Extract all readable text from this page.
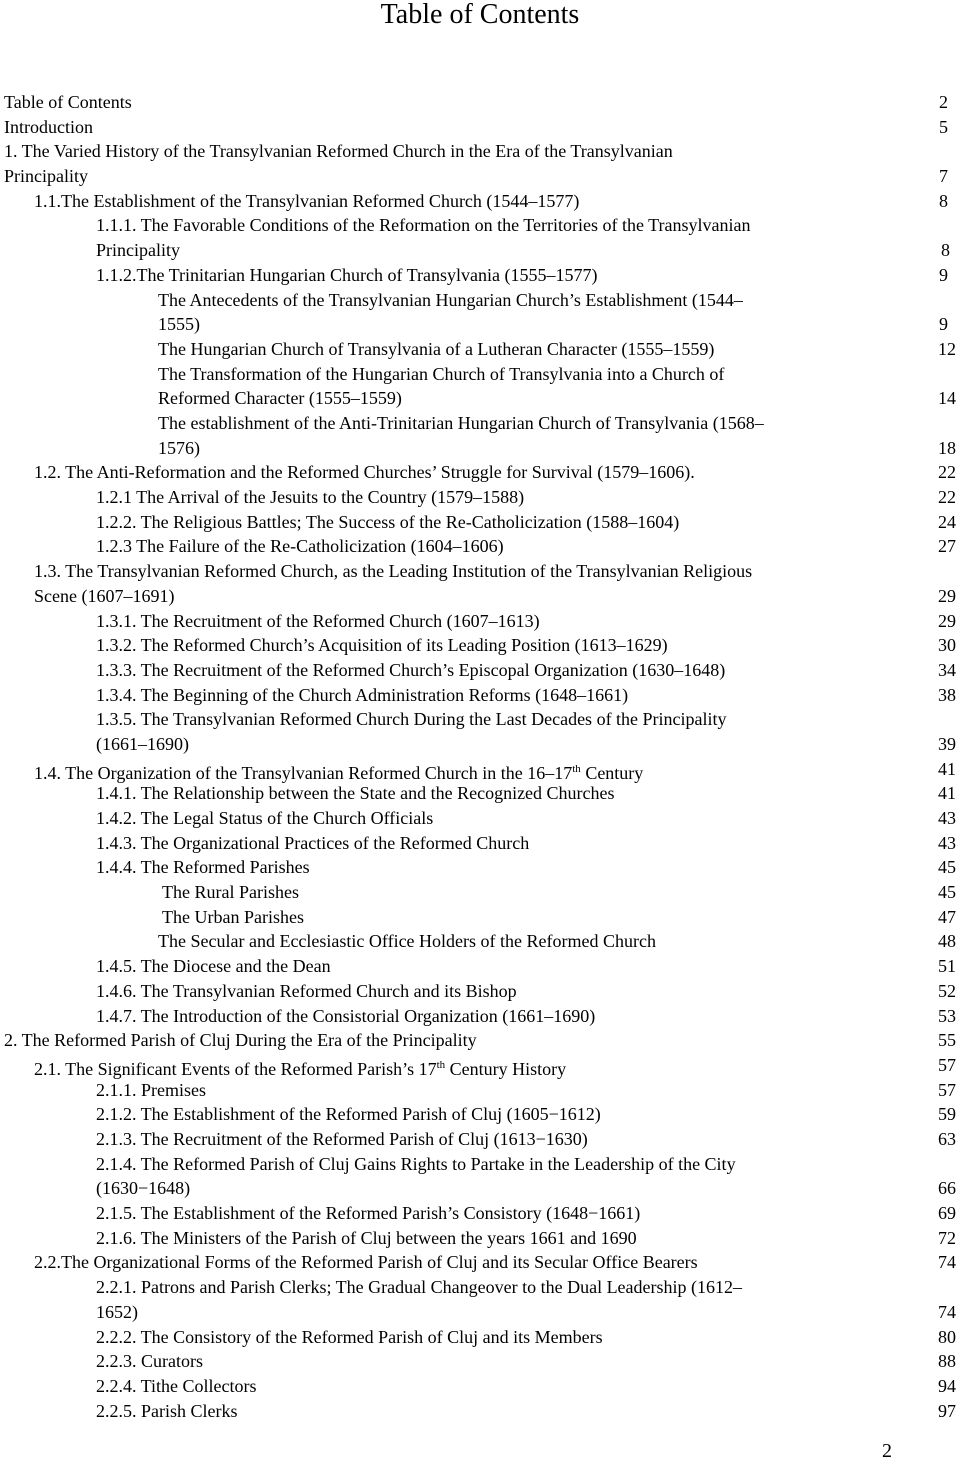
Table of Contents
Table of Contents	2
Introduction	5
1. The Varied History of the Transylvanian Reformed Church in the Era of the Transylvanian
Principality	7
1.1.The Establishment of the Transylvanian Reformed Church (1544–1577)	8
1.1.1. The Favorable Conditions of the Reformation on the Territories of the Transylvanian
Principality	8
1.1.2.The Trinitarian Hungarian Church of Transylvania (1555–1577)	9
The Antecedents of the Transylvanian Hungarian Church’s Establishment (1544–
1555)	9
The Hungarian Church of Transylvania of a Lutheran Character (1555–1559)	12
The Transformation of the Hungarian Church of Transylvania into a Church of
Reformed Character (1555–1559)	14
The establishment of the Anti-Trinitarian Hungarian Church of Transylvania (1568–
1576)	18
1.2. The Anti-Reformation and the Reformed Churches’ Struggle for Survival (1579–1606).	22
1.2.1 The Arrival of the Jesuits to the Country (1579–1588)	22
1.2.2. The Religious Battles; The Success of the Re-Catholicization (1588–1604)	24
1.2.3 The Failure of the Re-Catholicization (1604–1606)	27
1.3. The Transylvanian Reformed Church, as the Leading Institution of the Transylvanian Religious
Scene (1607–1691)	29
1.3.1. The Recruitment of the Reformed Church (1607–1613)	29
1.3.2. The Reformed Church’s Acquisition of its Leading Position (1613–1629)	30
1.3.3. The Recruitment of the Reformed Church’s Episcopal Organization (1630–1648)	34
1.3.4. The Beginning of the Church Administration Reforms (1648–1661)	38
1.3.5. The Transylvanian Reformed Church During the Last Decades of the Principality
(1661–1690)	39
1.4. The Organization of the Transylvanian Reformed Church in the 16–17th Century	41
1.4.1. The Relationship between the State and the Recognized Churches	41
1.4.2. The Legal Status of the Church Officials	43
1.4.3. The Organizational Practices of the Reformed Church	43
1.4.4. The Reformed Parishes	45
The Rural Parishes	45
The Urban Parishes	47
The Secular and Ecclesiastic Office Holders of the Reformed Church	48
1.4.5. The Diocese and the Dean	51
1.4.6. The Transylvanian Reformed Church and its Bishop	52
1.4.7. The Introduction of the Consistorial Organization (1661–1690)	53
2. The Reformed Parish of Cluj During the Era of the Principality	55
2.1. The Significant Events of the Reformed Parish’s 17th Century History	57
2.1.1. Premises	57
2.1.2. The Establishment of the Reformed Parish of Cluj (1605−1612)	59
2.1.3. The Recruitment of the Reformed Parish of Cluj (1613−1630)	63
2.1.4. The Reformed Parish of Cluj Gains Rights to Partake in the Leadership of the City
(1630−1648)	66
2.1.5. The Establishment of the Reformed Parish’s Consistory (1648−1661)	69
2.1.6. The Ministers of the Parish of Cluj between the years 1661 and 1690	72
2.2.The Organizational Forms of the Reformed Parish of Cluj and its Secular Office Bearers	74
2.2.1. Patrons and Parish Clerks; The Gradual Changeover to the Dual Leadership (1612–
1652)	74
2.2.2. The Consistory of the Reformed Parish of Cluj and its Members	80
2.2.3. Curators	88
2.2.4. Tithe Collectors	94
2.2.5. Parish Clerks	97
2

_ _ _ _

:: EXERCISE ::
Reproduce the data above in full, exactly as it is, with the pictures left out.

:: TASK SOLUTION ::
Extract all readable text from this page.
Table of Contents
Table of Contents	2
Introduction	5
1. The Varied History of the Transylvanian Reformed Church in the Era of the Transylvanian
Principality	7
1.1.The Establishment of the Transylvanian Reformed Church (1544–1577)	8
1.1.1. The Favorable Conditions of the Reformation on the Territories of the Transylvanian
Principality	8
1.1.2.The Trinitarian Hungarian Church of Transylvania (1555–1577)	9
The Antecedents of the Transylvanian Hungarian Church’s Establishment (1544–
1555)	9
The Hungarian Church of Transylvania of a Lutheran Character (1555–1559)	12
The Transformation of the Hungarian Church of Transylvania into a Church of
Reformed Character (1555–1559)	14
The establishment of the Anti-Trinitarian Hungarian Church of Transylvania (1568–
1576)	18
1.2. The Anti-Reformation and the Reformed Churches’ Struggle for Survival (1579–1606).	22
1.2.1 The Arrival of the Jesuits to the Country (1579–1588)	22
1.2.2. The Religious Battles; The Success of the Re-Catholicization (1588–1604)	24
1.2.3 The Failure of the Re-Catholicization (1604–1606)	27
1.3. The Transylvanian Reformed Church, as the Leading Institution of the Transylvanian Religious
Scene (1607–1691)	29
1.3.1. The Recruitment of the Reformed Church (1607–1613)	29
1.3.2. The Reformed Church’s Acquisition of its Leading Position (1613–1629)	30
1.3.3. The Recruitment of the Reformed Church’s Episcopal Organization (1630–1648)	34
1.3.4. The Beginning of the Church Administration Reforms (1648–1661)	38
1.3.5. The Transylvanian Reformed Church During the Last Decades of the Principality
(1661–1690)	39
1.4. The Organization of the Transylvanian Reformed Church in the 16–17th Century	41
1.4.1. The Relationship between the State and the Recognized Churches	41
1.4.2. The Legal Status of the Church Officials	43
1.4.3. The Organizational Practices of the Reformed Church	43
1.4.4. The Reformed Parishes	45
The Rural Parishes	45
The Urban Parishes	47
The Secular and Ecclesiastic Office Holders of the Reformed Church	48
1.4.5. The Diocese and the Dean	51
1.4.6. The Transylvanian Reformed Church and its Bishop	52
1.4.7. The Introduction of the Consistorial Organization (1661–1690)	53
2. The Reformed Parish of Cluj During the Era of the Principality	55
2.1. The Significant Events of the Reformed Parish’s 17th Century History	57
2.1.1. Premises	57
2.1.2. The Establishment of the Reformed Parish of Cluj (1605−1612)	59
2.1.3. The Recruitment of the Reformed Parish of Cluj (1613−1630)	63
2.1.4. The Reformed Parish of Cluj Gains Rights to Partake in the Leadership of the City
(1630−1648)	66
2.1.5. The Establishment of the Reformed Parish’s Consistory (1648−1661)	69
2.1.6. The Ministers of the Parish of Cluj between the years 1661 and 1690	72
2.2.The Organizational Forms of the Reformed Parish of Cluj and its Secular Office Bearers	74
2.2.1. Patrons and Parish Clerks; The Gradual Changeover to the Dual Leadership (1612–
1652)	74
2.2.2. The Consistory of the Reformed Parish of Cluj and its Members	80
2.2.3. Curators	88
2.2.4. Tithe Collectors	94
2.2.5. Parish Clerks	97
2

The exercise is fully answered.